▶ _Problem description_: Write every line of the material out exactly as shown.

▶ _Records from a data collection_:
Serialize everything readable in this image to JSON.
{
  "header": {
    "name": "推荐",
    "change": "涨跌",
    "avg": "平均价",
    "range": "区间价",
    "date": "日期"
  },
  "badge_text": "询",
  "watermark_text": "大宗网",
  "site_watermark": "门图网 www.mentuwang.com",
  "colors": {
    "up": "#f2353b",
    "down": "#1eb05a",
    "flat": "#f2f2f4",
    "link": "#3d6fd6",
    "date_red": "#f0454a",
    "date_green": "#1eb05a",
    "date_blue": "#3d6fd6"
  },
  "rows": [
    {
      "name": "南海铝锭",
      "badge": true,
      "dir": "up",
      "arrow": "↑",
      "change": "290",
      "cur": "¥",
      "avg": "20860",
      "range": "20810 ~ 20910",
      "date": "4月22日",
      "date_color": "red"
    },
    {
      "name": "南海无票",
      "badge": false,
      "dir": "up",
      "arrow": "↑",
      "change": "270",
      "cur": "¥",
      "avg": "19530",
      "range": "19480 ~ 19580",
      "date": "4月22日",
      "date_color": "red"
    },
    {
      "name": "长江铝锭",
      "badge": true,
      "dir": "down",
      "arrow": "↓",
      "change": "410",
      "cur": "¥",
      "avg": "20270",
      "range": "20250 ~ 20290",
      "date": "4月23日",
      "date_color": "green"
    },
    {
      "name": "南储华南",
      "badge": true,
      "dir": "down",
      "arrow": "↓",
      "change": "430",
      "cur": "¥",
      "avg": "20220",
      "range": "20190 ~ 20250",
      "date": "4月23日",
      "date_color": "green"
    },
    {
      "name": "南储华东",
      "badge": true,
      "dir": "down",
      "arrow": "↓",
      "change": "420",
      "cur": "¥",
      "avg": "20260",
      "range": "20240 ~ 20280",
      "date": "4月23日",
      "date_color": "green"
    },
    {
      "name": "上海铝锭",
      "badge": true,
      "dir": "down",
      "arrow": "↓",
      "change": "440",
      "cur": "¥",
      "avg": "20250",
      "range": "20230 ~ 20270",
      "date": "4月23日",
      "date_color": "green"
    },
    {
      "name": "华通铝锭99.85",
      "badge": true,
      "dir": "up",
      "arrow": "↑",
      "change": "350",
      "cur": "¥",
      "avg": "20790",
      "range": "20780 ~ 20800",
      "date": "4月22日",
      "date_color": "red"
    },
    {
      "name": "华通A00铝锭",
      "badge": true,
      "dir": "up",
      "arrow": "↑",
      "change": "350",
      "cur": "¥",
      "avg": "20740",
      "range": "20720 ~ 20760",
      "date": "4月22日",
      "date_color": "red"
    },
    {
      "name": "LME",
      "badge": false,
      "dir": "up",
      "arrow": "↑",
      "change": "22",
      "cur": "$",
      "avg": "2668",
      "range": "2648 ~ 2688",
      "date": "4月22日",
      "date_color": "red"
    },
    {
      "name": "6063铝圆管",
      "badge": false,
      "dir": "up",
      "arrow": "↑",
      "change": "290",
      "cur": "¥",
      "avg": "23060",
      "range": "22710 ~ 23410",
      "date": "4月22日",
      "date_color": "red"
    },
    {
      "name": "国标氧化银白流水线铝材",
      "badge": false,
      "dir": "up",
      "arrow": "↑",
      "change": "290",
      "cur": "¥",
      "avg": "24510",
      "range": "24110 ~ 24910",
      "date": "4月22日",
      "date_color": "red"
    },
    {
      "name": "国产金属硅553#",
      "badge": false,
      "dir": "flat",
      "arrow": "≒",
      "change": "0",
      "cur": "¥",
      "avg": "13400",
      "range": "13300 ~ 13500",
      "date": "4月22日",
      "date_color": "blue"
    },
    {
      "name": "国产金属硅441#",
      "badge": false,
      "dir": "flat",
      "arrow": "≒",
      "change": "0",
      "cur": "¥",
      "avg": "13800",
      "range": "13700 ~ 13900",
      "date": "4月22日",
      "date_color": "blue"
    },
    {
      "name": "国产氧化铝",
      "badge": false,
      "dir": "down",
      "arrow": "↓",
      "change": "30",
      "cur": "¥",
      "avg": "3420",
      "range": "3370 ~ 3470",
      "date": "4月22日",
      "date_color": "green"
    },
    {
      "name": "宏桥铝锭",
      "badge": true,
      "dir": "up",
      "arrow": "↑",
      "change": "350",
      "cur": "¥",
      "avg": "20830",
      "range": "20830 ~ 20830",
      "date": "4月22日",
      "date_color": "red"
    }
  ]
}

▶ _Reply to the task_:
Serialize everything readable in this image to JSON.
{
  "header": {
    "name": "推荐",
    "change": "涨跌",
    "avg": "平均价",
    "range": "区间价",
    "date": "日期"
  },
  "badge_text": "询",
  "watermark_text": "大宗网",
  "site_watermark": "门图网 www.mentuwang.com",
  "colors": {
    "up": "#f2353b",
    "down": "#1eb05a",
    "flat": "#f2f2f4",
    "link": "#3d6fd6",
    "date_red": "#f0454a",
    "date_green": "#1eb05a",
    "date_blue": "#3d6fd6"
  },
  "rows": [
    {
      "name": "南海铝锭",
      "badge": true,
      "dir": "up",
      "arrow": "↑",
      "change": "290",
      "cur": "¥",
      "avg": "20860",
      "range": "20810 ~ 20910",
      "date": "4月22日",
      "date_color": "red"
    },
    {
      "name": "南海无票",
      "badge": false,
      "dir": "up",
      "arrow": "↑",
      "change": "270",
      "cur": "¥",
      "avg": "19530",
      "range": "19480 ~ 19580",
      "date": "4月22日",
      "date_color": "red"
    },
    {
      "name": "长江铝锭",
      "badge": true,
      "dir": "down",
      "arrow": "↓",
      "change": "410",
      "cur": "¥",
      "avg": "20270",
      "range": "20250 ~ 20290",
      "date": "4月23日",
      "date_color": "green"
    },
    {
      "name": "南储华南",
      "badge": true,
      "dir": "down",
      "arrow": "↓",
      "change": "430",
      "cur": "¥",
      "avg": "20220",
      "range": "20190 ~ 20250",
      "date": "4月23日",
      "date_color": "green"
    },
    {
      "name": "南储华东",
      "badge": true,
      "dir": "down",
      "arrow": "↓",
      "change": "420",
      "cur": "¥",
      "avg": "20260",
      "range": "20240 ~ 20280",
      "date": "4月23日",
      "date_color": "green"
    },
    {
      "name": "上海铝锭",
      "badge": true,
      "dir": "down",
      "arrow": "↓",
      "change": "440",
      "cur": "¥",
      "avg": "20250",
      "range": "20230 ~ 20270",
      "date": "4月23日",
      "date_color": "green"
    },
    {
      "name": "华通铝锭99.85",
      "badge": true,
      "dir": "up",
      "arrow": "↑",
      "change": "350",
      "cur": "¥",
      "avg": "20790",
      "range": "20780 ~ 20800",
      "date": "4月22日",
      "date_color": "red"
    },
    {
      "name": "华通A00铝锭",
      "badge": true,
      "dir": "up",
      "arrow": "↑",
      "change": "350",
      "cur": "¥",
      "avg": "20740",
      "range": "20720 ~ 20760",
      "date": "4月22日",
      "date_color": "red"
    },
    {
      "name": "LME",
      "badge": false,
      "dir": "up",
      "arrow": "↑",
      "change": "22",
      "cur": "$",
      "avg": "2668",
      "range": "2648 ~ 2688",
      "date": "4月22日",
      "date_color": "red"
    },
    {
      "name": "6063铝圆管",
      "badge": false,
      "dir": "up",
      "arrow": "↑",
      "change": "290",
      "cur": "¥",
      "avg": "23060",
      "range": "22710 ~ 23410",
      "date": "4月22日",
      "date_color": "red"
    },
    {
      "name": "国标氧化银白流水线铝材",
      "badge": false,
      "dir": "up",
      "arrow": "↑",
      "change": "290",
      "cur": "¥",
      "avg": "24510",
      "range": "24110 ~ 24910",
      "date": "4月22日",
      "date_color": "red"
    },
    {
      "name": "国产金属硅553#",
      "badge": false,
      "dir": "flat",
      "arrow": "≒",
      "change": "0",
      "cur": "¥",
      "avg": "13400",
      "range": "13300 ~ 13500",
      "date": "4月22日",
      "date_color": "blue"
    },
    {
      "name": "国产金属硅441#",
      "badge": false,
      "dir": "flat",
      "arrow": "≒",
      "change": "0",
      "cur": "¥",
      "avg": "13800",
      "range": "13700 ~ 13900",
      "date": "4月22日",
      "date_color": "blue"
    },
    {
      "name": "国产氧化铝",
      "badge": false,
      "dir": "down",
      "arrow": "↓",
      "change": "30",
      "cur": "¥",
      "avg": "3420",
      "range": "3370 ~ 3470",
      "date": "4月22日",
      "date_color": "green"
    },
    {
      "name": "宏桥铝锭",
      "badge": true,
      "dir": "up",
      "arrow": "↑",
      "change": "350",
      "cur": "¥",
      "avg": "20830",
      "range": "20830 ~ 20830",
      "date": "4月22日",
      "date_color": "red"
    }
  ]
}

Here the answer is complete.